== Set problem ==
Give only the number of lines in the records that include the string "JSON".
- - -
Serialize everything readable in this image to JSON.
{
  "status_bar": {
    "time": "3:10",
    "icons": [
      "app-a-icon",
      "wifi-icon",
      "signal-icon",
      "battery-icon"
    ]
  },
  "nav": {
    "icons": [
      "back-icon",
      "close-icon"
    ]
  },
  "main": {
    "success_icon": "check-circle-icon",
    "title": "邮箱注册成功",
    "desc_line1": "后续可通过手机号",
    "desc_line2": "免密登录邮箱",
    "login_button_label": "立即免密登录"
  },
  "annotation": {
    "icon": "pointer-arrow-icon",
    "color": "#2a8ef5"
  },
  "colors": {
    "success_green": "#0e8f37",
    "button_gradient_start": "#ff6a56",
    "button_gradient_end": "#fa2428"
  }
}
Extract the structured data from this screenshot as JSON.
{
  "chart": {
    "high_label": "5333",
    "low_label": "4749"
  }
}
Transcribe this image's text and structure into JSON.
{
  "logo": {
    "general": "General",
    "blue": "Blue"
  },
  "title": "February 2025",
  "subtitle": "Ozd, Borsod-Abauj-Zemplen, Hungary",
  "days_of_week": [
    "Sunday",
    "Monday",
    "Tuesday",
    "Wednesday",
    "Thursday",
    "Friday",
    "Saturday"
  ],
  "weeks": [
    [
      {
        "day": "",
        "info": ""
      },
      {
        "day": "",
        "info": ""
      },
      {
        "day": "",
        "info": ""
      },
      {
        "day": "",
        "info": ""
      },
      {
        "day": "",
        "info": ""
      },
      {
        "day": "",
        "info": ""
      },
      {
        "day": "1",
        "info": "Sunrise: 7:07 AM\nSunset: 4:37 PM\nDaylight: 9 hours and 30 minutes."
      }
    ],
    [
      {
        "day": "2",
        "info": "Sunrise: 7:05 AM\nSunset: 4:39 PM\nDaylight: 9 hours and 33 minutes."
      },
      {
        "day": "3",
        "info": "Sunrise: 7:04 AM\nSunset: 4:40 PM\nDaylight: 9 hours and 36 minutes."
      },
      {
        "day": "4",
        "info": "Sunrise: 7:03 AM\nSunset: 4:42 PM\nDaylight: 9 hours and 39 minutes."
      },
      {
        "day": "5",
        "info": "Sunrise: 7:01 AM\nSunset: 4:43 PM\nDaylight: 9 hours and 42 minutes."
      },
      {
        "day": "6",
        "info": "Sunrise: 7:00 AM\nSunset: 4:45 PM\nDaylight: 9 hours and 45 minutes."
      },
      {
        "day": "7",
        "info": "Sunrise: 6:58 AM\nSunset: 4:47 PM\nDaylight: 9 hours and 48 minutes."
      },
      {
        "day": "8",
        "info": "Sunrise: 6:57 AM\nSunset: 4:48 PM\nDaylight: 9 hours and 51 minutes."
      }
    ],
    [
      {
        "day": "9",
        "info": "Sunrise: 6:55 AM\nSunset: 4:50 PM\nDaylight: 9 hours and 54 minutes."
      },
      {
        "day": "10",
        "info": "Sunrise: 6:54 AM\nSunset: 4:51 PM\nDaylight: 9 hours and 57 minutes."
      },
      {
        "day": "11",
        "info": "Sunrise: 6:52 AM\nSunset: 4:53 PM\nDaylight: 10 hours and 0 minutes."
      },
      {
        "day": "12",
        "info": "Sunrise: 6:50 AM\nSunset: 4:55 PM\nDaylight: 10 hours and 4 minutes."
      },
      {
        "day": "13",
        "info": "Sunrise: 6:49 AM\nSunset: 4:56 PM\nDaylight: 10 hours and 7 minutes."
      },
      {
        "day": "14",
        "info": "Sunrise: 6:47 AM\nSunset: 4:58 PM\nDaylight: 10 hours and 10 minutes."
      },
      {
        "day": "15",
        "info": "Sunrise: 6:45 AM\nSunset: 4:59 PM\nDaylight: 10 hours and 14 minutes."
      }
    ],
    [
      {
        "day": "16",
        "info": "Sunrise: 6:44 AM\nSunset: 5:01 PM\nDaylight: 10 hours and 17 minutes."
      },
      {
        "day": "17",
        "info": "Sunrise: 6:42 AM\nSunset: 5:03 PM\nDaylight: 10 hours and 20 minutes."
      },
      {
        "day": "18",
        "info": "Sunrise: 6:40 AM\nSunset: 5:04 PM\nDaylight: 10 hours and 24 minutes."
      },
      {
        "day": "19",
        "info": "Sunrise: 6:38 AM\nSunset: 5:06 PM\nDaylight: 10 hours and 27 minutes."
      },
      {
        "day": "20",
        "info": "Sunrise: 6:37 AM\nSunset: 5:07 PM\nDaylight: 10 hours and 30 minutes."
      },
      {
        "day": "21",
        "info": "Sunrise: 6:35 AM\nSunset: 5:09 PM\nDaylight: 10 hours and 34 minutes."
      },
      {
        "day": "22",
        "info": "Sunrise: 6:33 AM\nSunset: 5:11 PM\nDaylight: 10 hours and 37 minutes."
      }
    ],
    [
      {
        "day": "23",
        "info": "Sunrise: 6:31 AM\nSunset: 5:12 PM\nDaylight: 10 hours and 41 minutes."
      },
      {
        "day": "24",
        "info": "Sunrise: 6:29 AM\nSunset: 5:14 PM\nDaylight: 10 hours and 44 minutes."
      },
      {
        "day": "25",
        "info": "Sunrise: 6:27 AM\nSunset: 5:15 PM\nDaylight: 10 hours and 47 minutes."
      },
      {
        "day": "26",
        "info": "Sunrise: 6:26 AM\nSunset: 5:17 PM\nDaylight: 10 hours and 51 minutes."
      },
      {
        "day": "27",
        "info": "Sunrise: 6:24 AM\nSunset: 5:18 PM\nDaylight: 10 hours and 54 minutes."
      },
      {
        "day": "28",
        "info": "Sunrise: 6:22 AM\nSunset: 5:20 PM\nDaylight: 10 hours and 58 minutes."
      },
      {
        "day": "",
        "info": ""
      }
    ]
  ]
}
- - -
== Output below ==
3